Copy every record word for word.

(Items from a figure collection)
○ ○ ○ ○ ○
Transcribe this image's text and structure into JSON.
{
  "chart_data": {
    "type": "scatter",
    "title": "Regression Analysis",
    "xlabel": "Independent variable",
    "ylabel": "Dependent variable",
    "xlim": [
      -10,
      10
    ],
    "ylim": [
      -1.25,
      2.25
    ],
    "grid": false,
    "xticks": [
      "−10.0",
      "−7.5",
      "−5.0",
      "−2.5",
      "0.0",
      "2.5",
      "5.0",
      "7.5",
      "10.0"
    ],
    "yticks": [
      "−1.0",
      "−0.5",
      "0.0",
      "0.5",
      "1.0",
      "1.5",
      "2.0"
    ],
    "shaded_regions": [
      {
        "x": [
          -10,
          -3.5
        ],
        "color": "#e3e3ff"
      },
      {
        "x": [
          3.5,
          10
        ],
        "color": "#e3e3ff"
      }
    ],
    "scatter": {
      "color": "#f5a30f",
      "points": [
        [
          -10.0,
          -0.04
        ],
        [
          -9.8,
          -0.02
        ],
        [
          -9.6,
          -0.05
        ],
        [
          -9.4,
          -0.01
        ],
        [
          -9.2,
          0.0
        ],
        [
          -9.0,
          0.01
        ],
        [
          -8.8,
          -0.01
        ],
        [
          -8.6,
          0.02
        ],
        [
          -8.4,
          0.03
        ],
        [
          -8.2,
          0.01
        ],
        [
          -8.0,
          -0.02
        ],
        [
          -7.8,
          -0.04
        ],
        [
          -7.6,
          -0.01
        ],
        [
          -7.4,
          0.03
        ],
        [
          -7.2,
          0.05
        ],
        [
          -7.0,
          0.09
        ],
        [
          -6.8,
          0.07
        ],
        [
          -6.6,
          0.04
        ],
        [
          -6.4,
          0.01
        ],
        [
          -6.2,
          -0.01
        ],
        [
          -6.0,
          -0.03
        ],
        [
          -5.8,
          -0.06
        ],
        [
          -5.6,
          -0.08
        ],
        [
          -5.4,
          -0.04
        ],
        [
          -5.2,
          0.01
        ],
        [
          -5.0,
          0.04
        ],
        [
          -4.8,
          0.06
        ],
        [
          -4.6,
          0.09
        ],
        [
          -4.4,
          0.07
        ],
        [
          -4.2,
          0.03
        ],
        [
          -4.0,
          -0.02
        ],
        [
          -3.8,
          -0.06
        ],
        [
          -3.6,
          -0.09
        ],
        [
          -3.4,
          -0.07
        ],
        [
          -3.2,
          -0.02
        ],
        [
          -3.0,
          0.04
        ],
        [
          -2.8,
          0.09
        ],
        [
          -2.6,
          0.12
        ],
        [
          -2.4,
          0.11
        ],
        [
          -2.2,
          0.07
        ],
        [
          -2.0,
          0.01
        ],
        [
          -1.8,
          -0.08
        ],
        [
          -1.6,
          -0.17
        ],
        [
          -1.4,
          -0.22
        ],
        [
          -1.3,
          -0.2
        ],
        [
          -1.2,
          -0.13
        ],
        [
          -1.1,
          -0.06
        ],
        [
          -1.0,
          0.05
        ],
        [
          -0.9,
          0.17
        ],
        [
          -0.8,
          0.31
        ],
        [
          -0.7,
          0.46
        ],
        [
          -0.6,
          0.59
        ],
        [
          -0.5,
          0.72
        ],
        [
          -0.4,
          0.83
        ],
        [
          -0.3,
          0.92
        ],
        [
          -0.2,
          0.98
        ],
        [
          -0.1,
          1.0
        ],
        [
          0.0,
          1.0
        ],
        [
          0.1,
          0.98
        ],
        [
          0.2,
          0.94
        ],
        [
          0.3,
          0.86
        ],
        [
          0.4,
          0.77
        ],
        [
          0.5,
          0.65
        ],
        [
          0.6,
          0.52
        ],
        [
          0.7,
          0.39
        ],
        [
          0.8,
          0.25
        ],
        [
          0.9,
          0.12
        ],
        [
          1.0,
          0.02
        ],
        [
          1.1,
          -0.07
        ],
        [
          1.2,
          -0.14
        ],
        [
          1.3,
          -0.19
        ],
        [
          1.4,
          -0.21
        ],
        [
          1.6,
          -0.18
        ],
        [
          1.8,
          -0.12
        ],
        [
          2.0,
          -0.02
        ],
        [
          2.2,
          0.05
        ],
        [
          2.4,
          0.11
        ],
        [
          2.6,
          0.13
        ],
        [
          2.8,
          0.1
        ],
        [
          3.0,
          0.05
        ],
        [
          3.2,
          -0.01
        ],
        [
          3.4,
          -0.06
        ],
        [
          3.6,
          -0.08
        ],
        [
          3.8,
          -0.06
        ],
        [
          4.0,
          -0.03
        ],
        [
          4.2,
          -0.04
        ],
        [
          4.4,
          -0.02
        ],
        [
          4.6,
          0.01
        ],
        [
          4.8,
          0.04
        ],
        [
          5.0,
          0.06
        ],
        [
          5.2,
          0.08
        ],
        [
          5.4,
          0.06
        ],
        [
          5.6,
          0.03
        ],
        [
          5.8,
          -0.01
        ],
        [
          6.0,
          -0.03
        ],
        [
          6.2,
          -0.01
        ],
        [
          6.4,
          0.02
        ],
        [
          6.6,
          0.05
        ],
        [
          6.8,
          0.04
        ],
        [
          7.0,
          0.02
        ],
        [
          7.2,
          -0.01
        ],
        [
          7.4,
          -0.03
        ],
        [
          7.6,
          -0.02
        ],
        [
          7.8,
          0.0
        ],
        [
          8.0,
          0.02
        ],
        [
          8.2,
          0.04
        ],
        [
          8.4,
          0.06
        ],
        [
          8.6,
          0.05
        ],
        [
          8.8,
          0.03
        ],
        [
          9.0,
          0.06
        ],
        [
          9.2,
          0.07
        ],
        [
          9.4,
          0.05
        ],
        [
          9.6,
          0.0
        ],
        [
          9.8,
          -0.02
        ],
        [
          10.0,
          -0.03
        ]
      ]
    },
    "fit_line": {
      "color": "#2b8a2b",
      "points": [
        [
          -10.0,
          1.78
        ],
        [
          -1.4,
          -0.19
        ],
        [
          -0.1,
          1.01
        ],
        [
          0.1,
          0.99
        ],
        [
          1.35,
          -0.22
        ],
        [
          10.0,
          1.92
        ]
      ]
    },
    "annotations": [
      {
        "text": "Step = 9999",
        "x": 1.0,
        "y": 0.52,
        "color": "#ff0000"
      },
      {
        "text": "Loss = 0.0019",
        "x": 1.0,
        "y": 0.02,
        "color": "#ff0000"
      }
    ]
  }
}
○ ○ ○ ○ ○
#### Final result:
Transcribe this image's text and structure into JSON.
{
  "chart_data": {
    "type": "scatter",
    "title": "Regression Analysis",
    "xlabel": "Independent variable",
    "ylabel": "Dependent variable",
    "xlim": [
      -10,
      10
    ],
    "ylim": [
      -1.25,
      2.25
    ],
    "grid": false,
    "xticks": [
      "−10.0",
      "−7.5",
      "−5.0",
      "−2.5",
      "0.0",
      "2.5",
      "5.0",
      "7.5",
      "10.0"
    ],
    "yticks": [
      "−1.0",
      "−0.5",
      "0.0",
      "0.5",
      "1.0",
      "1.5",
      "2.0"
    ],
    "shaded_regions": [
      {
        "x": [
          -10,
          -3.5
        ],
        "color": "#e3e3ff"
      },
      {
        "x": [
          3.5,
          10
        ],
        "color": "#e3e3ff"
      }
    ],
    "scatter": {
      "color": "#f5a30f",
      "points": [
        [
          -10.0,
          -0.04
        ],
        [
          -9.8,
          -0.02
        ],
        [
          -9.6,
          -0.05
        ],
        [
          -9.4,
          -0.01
        ],
        [
          -9.2,
          0.0
        ],
        [
          -9.0,
          0.01
        ],
        [
          -8.8,
          -0.01
        ],
        [
          -8.6,
          0.02
        ],
        [
          -8.4,
          0.03
        ],
        [
          -8.2,
          0.01
        ],
        [
          -8.0,
          -0.02
        ],
        [
          -7.8,
          -0.04
        ],
        [
          -7.6,
          -0.01
        ],
        [
          -7.4,
          0.03
        ],
        [
          -7.2,
          0.05
        ],
        [
          -7.0,
          0.09
        ],
        [
          -6.8,
          0.07
        ],
        [
          -6.6,
          0.04
        ],
        [
          -6.4,
          0.01
        ],
        [
          -6.2,
          -0.01
        ],
        [
          -6.0,
          -0.03
        ],
        [
          -5.8,
          -0.06
        ],
        [
          -5.6,
          -0.08
        ],
        [
          -5.4,
          -0.04
        ],
        [
          -5.2,
          0.01
        ],
        [
          -5.0,
          0.04
        ],
        [
          -4.8,
          0.06
        ],
        [
          -4.6,
          0.09
        ],
        [
          -4.4,
          0.07
        ],
        [
          -4.2,
          0.03
        ],
        [
          -4.0,
          -0.02
        ],
        [
          -3.8,
          -0.06
        ],
        [
          -3.6,
          -0.09
        ],
        [
          -3.4,
          -0.07
        ],
        [
          -3.2,
          -0.02
        ],
        [
          -3.0,
          0.04
        ],
        [
          -2.8,
          0.09
        ],
        [
          -2.6,
          0.12
        ],
        [
          -2.4,
          0.11
        ],
        [
          -2.2,
          0.07
        ],
        [
          -2.0,
          0.01
        ],
        [
          -1.8,
          -0.08
        ],
        [
          -1.6,
          -0.17
        ],
        [
          -1.4,
          -0.22
        ],
        [
          -1.3,
          -0.2
        ],
        [
          -1.2,
          -0.13
        ],
        [
          -1.1,
          -0.06
        ],
        [
          -1.0,
          0.05
        ],
        [
          -0.9,
          0.17
        ],
        [
          -0.8,
          0.31
        ],
        [
          -0.7,
          0.46
        ],
        [
          -0.6,
          0.59
        ],
        [
          -0.5,
          0.72
        ],
        [
          -0.4,
          0.83
        ],
        [
          -0.3,
          0.92
        ],
        [
          -0.2,
          0.98
        ],
        [
          -0.1,
          1.0
        ],
        [
          0.0,
          1.0
        ],
        [
          0.1,
          0.98
        ],
        [
          0.2,
          0.94
        ],
        [
          0.3,
          0.86
        ],
        [
          0.4,
          0.77
        ],
        [
          0.5,
          0.65
        ],
        [
          0.6,
          0.52
        ],
        [
          0.7,
          0.39
        ],
        [
          0.8,
          0.25
        ],
        [
          0.9,
          0.12
        ],
        [
          1.0,
          0.02
        ],
        [
          1.1,
          -0.07
        ],
        [
          1.2,
          -0.14
        ],
        [
          1.3,
          -0.19
        ],
        [
          1.4,
          -0.21
        ],
        [
          1.6,
          -0.18
        ],
        [
          1.8,
          -0.12
        ],
        [
          2.0,
          -0.02
        ],
        [
          2.2,
          0.05
        ],
        [
          2.4,
          0.11
        ],
        [
          2.6,
          0.13
        ],
        [
          2.8,
          0.1
        ],
        [
          3.0,
          0.05
        ],
        [
          3.2,
          -0.01
        ],
        [
          3.4,
          -0.06
        ],
        [
          3.6,
          -0.08
        ],
        [
          3.8,
          -0.06
        ],
        [
          4.0,
          -0.03
        ],
        [
          4.2,
          -0.04
        ],
        [
          4.4,
          -0.02
        ],
        [
          4.6,
          0.01
        ],
        [
          4.8,
          0.04
        ],
        [
          5.0,
          0.06
        ],
        [
          5.2,
          0.08
        ],
        [
          5.4,
          0.06
        ],
        [
          5.6,
          0.03
        ],
        [
          5.8,
          -0.01
        ],
        [
          6.0,
          -0.03
        ],
        [
          6.2,
          -0.01
        ],
        [
          6.4,
          0.02
        ],
        [
          6.6,
          0.05
        ],
        [
          6.8,
          0.04
        ],
        [
          7.0,
          0.02
        ],
        [
          7.2,
          -0.01
        ],
        [
          7.4,
          -0.03
        ],
        [
          7.6,
          -0.02
        ],
        [
          7.8,
          0.0
        ],
        [
          8.0,
          0.02
        ],
        [
          8.2,
          0.04
        ],
        [
          8.4,
          0.06
        ],
        [
          8.6,
          0.05
        ],
        [
          8.8,
          0.03
        ],
        [
          9.0,
          0.06
        ],
        [
          9.2,
          0.07
        ],
        [
          9.4,
          0.05
        ],
        [
          9.6,
          0.0
        ],
        [
          9.8,
          -0.02
        ],
        [
          10.0,
          -0.03
        ]
      ]
    },
    "fit_line": {
      "color": "#2b8a2b",
      "points": [
        [
          -10.0,
          1.78
        ],
        [
          -1.4,
          -0.19
        ],
        [
          -0.1,
          1.01
        ],
        [
          0.1,
          0.99
        ],
        [
          1.35,
          -0.22
        ],
        [
          10.0,
          1.92
        ]
      ]
    },
    "annotations": [
      {
        "text": "Step = 9999",
        "x": 1.0,
        "y": 0.52,
        "color": "#ff0000"
      },
      {
        "text": "Loss = 0.0019",
        "x": 1.0,
        "y": 0.02,
        "color": "#ff0000"
      }
    ]
  }
}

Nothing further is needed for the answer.